**WHAT IS REQUIRED**
Determine how many lines of the records include "périnéal", and answer with the number alone.
# Start of RECORDS FOR THIS EXERCISE
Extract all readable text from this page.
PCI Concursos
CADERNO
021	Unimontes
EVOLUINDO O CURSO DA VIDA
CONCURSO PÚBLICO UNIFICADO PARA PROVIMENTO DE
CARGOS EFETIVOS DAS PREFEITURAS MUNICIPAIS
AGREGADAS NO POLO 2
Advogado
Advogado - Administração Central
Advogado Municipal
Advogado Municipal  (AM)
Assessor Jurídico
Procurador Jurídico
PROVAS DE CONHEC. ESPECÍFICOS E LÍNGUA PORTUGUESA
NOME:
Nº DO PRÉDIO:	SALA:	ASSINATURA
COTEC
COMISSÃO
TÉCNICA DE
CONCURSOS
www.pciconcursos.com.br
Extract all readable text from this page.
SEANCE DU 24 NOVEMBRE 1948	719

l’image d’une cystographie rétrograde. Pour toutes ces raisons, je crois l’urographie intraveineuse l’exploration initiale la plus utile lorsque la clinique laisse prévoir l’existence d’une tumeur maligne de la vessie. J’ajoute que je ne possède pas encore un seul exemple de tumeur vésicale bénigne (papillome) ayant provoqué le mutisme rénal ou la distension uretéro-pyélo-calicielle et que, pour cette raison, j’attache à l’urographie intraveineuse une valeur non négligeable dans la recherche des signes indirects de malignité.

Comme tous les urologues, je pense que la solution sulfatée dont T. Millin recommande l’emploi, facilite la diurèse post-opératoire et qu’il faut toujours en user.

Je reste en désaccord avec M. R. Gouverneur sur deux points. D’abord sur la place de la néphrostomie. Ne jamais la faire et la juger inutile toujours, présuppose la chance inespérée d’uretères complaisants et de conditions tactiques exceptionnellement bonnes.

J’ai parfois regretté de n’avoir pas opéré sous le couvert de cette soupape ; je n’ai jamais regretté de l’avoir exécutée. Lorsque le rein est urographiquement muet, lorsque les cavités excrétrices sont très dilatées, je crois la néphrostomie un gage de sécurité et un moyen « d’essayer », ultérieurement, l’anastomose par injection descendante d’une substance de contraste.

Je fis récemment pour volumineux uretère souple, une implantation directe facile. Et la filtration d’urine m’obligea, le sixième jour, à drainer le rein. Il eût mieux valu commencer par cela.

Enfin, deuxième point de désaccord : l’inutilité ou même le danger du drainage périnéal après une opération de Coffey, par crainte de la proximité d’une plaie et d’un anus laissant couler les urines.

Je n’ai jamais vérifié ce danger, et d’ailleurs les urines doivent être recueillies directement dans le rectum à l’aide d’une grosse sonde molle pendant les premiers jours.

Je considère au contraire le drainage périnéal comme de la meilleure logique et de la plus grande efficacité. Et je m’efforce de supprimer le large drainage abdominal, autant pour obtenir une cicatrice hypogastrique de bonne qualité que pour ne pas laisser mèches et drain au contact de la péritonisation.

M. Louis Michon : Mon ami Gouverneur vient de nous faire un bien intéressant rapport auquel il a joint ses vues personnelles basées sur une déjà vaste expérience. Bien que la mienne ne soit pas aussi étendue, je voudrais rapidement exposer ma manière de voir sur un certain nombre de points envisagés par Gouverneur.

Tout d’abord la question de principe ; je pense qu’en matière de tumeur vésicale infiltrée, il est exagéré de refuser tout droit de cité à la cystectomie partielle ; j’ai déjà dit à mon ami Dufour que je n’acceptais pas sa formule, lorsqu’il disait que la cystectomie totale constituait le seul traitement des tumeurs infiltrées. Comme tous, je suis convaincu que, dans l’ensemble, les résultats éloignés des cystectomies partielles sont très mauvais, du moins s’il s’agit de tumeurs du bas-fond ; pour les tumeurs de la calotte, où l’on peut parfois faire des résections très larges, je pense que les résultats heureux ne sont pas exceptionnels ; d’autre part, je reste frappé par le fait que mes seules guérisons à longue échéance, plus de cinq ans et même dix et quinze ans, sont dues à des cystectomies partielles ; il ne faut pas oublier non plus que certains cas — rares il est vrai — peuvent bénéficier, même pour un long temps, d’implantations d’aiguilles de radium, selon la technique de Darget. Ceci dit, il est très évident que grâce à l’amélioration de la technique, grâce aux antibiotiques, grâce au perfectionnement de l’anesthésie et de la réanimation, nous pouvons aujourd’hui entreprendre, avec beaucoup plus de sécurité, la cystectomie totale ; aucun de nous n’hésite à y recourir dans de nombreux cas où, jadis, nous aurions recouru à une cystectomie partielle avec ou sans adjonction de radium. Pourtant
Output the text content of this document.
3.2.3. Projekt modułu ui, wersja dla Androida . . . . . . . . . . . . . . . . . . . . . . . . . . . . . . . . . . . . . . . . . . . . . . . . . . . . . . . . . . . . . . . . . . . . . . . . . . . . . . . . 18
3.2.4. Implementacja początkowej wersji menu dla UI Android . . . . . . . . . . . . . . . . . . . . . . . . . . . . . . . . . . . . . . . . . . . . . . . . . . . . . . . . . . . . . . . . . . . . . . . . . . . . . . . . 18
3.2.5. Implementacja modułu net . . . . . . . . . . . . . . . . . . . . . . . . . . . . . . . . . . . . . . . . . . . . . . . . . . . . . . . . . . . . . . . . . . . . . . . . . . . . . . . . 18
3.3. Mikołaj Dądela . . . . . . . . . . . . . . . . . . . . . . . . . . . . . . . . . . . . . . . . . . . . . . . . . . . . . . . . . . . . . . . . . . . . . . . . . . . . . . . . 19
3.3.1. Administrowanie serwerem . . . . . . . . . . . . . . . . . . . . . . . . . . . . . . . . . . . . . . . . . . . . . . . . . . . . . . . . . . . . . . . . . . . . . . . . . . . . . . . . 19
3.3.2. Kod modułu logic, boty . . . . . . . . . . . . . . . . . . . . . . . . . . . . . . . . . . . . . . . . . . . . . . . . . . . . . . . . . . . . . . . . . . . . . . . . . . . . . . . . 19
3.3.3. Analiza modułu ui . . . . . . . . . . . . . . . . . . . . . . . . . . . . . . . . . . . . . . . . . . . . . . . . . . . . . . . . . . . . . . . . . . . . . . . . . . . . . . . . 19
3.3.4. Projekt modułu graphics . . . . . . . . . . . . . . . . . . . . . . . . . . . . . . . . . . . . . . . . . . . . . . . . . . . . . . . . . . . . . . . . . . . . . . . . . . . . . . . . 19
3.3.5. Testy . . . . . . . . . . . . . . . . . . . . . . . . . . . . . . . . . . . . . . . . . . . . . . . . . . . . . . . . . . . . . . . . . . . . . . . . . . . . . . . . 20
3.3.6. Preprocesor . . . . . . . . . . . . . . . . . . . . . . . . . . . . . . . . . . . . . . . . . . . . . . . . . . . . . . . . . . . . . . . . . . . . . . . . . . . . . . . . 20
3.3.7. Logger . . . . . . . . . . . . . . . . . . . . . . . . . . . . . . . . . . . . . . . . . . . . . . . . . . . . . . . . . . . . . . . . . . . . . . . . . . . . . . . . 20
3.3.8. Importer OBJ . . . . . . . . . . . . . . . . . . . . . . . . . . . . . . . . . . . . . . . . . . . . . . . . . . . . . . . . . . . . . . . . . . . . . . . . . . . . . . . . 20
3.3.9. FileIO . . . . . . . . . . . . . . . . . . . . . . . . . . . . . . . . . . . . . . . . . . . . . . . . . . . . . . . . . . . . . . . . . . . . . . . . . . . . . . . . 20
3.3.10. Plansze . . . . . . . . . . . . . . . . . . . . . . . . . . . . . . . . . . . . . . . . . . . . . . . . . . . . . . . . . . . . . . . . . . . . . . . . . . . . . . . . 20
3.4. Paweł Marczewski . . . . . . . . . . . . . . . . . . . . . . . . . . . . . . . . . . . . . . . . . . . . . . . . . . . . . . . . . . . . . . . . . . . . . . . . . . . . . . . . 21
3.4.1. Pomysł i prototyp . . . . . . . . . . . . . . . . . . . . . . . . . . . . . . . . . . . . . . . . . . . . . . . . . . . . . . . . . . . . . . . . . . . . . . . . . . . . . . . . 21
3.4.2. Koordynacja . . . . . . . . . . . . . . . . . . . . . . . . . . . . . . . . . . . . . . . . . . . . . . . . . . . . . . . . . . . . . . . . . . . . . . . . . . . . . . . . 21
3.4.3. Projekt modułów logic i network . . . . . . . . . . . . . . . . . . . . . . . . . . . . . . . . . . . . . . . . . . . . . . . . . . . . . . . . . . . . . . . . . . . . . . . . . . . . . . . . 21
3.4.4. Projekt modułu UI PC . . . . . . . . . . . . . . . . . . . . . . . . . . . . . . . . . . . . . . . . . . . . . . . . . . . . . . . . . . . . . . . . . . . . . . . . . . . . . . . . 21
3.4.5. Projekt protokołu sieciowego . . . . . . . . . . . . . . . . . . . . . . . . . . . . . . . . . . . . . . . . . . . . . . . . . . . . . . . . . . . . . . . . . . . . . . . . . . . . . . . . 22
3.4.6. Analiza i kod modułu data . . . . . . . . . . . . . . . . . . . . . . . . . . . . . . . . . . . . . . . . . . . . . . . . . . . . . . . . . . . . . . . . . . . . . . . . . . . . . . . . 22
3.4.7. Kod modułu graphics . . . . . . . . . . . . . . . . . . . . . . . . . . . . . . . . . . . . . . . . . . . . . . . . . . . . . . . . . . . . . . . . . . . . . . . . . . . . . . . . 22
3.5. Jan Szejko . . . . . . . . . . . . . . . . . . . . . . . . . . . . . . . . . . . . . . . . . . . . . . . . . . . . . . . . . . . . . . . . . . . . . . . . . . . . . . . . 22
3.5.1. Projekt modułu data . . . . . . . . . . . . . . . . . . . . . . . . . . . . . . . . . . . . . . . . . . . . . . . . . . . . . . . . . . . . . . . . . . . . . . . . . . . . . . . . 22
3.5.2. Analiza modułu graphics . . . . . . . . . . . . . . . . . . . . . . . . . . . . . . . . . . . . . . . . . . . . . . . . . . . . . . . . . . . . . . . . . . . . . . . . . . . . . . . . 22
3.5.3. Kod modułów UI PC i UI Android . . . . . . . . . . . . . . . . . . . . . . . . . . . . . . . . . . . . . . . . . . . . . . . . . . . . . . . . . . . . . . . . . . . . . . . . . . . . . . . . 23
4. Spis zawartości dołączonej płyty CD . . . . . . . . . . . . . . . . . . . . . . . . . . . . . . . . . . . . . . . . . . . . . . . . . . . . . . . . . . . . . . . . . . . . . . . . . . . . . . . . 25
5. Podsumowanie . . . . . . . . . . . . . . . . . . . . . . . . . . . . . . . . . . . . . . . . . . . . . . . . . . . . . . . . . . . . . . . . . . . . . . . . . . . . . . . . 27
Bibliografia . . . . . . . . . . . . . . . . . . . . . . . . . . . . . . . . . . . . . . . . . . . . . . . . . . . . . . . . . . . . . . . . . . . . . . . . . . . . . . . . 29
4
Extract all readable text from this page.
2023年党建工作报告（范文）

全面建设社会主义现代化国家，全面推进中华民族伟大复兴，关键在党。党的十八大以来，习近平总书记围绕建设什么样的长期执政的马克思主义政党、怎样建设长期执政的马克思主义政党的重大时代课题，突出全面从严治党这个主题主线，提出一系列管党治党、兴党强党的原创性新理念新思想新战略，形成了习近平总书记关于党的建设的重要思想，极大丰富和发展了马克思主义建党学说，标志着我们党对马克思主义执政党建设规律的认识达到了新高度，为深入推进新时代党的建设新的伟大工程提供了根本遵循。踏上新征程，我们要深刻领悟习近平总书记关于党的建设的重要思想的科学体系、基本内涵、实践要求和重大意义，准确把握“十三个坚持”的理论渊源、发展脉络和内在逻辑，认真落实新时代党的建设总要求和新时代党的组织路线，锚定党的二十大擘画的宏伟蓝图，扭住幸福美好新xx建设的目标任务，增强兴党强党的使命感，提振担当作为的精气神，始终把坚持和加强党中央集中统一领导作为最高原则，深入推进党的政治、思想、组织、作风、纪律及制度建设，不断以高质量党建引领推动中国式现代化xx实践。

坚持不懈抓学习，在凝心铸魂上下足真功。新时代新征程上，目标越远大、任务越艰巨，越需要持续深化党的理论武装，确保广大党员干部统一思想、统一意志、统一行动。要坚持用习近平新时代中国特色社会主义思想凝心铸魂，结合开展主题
# End of RECORDS FOR THIS EXERCISE
**TASK SOLUTION**
2